• _Challenge_
Identify every line containing the word "angles" and reproduce each one.

• _Records to process_

● ● ● ● ●

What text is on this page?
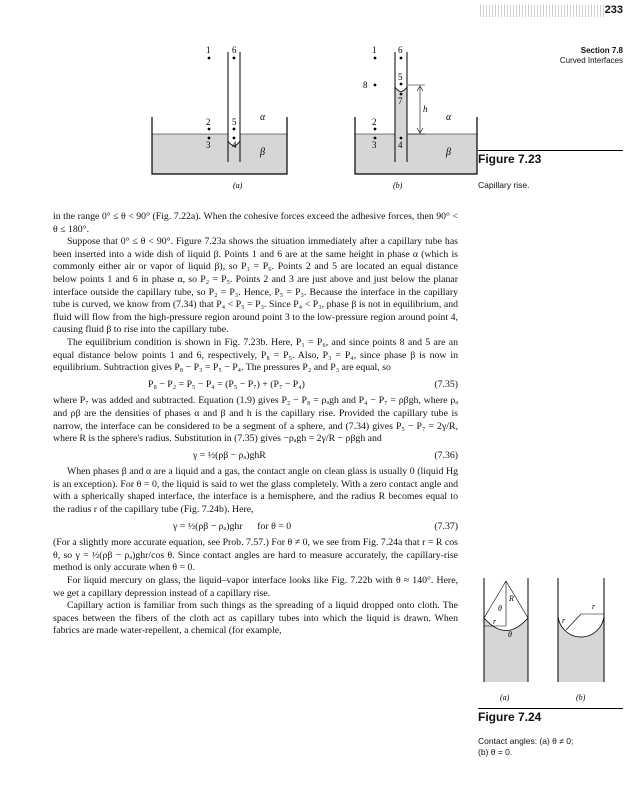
233
Section 7.8
Curved Interfaces
1 6
2 5
3 4
α
β
(a)
1 6
8
5
7
2
3 4
h
α
β
(b)
Figure 7.23
Capillary rise.

in the range 0° ≤ θ < 90° (Fig. 7.22a). When the cohesive forces exceed the adhesive forces, then 90° < θ ≤ 180°.

Suppose that 0° ≤ θ < 90°. Figure 7.23a shows the situation immediately after a capillary tube has been inserted into a wide dish of liquid β. Points 1 and 6 are at the same height in phase α (which is commonly either air or vapor of liquid β), so P₁ = P₆. Points 2 and 5 are located an equal distance below points 1 and 6 in phase α, so P₂ = P₅. Points 2 and 3 are just above and just below the planar interface outside the capillary tube, so P₂ = P₃. Hence, P₅ = P₃. Because the interface in the capillary tube is curved, we know from (7.34) that P₄ < P₅ = P₃. Since P₄ < P₃, phase β is not in equilibrium, and fluid will flow from the high-pressure region around point 3 to the low-pressure region around point 4, causing fluid β to rise into the capillary tube.

The equilibrium condition is shown in Fig. 7.23b. Here, P₁ = P₆, and since points 8 and 5 are an equal distance below points 1 and 6, respectively, P₈ = P₅. Also, P₃ = P₄, since phase β is now in equilibrium. Subtraction gives P₈ − P₃ = P₅ − P₄. The pressures P₂ and P₃ are equal, so

P₈ − P₂ = P₅ − P₄ = (P₅ − P₇) + (P₇ − P₄)	(7.35)

where P₇ was added and subtracted. Equation (1.9) gives P₂ − P₈ = ρₐgh and P₄ − P₇ = ρβgh, where ρₐ and ρβ are the densities of phases α and β and h is the capillary rise. Provided the capillary tube is narrow, the interface can be considered to be a segment of a sphere, and (7.34) gives P₅ − P₇ = 2γ/R, where R is the sphere's radius. Substitution in (7.35) gives −ρₐgh = 2γ/R − ρβgh and

γ = ½(ρβ − ρₐ)ghR	(7.36)

When phases β and α are a liquid and a gas, the contact angle on clean glass is usually 0 (liquid Hg is an exception). For θ = 0, the liquid is said to wet the glass completely. With a zero contact angle and with a spherically shaped interface, the interface is a hemisphere, and the radius R becomes equal to the radius r of the capillary tube (Fig. 7.24b). Here,

γ = ½(ρβ − ρₐ)ghr      for θ = 0	(7.37)

(For a slightly more accurate equation, see Prob. 7.57.) For θ ≠ 0, we see from Fig. 7.24a that r = R cos θ, so γ = ½(ρβ − ρₐ)ghr/cos θ. Since contact angles are hard to measure accurately, the capillary-rise method is only accurate when θ = 0.

For liquid mercury on glass, the liquid–vapor interface looks like Fig. 7.22b with θ ≈ 140°. Here, we get a capillary depression instead of a capillary rise.

Capillary action is familiar from such things as the spreading of a liquid dropped onto cloth. The spaces between the fibers of the cloth act as capillary tubes into which the liquid is drawn. When fabrics are made water-repellent, a chemical (for example,

R
θ
r
θ
(a)
r
r
(b)
Figure 7.24
Contact angles: (a) θ ≠ 0;
(b) θ = 0.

● ● ● ● ●

• _The response_
(For a slightly more accurate equation, see Prob. 7.57.) For θ ≠ 0, we see from Fig. 7.24a that r = R cos θ, so γ = ½(ρβ − ρₐ)ghr/cos θ. Since contact angles are hard to measure accurately, the capillary-rise method is only accurate when θ = 0.
Contact angles: (a) θ ≠ 0;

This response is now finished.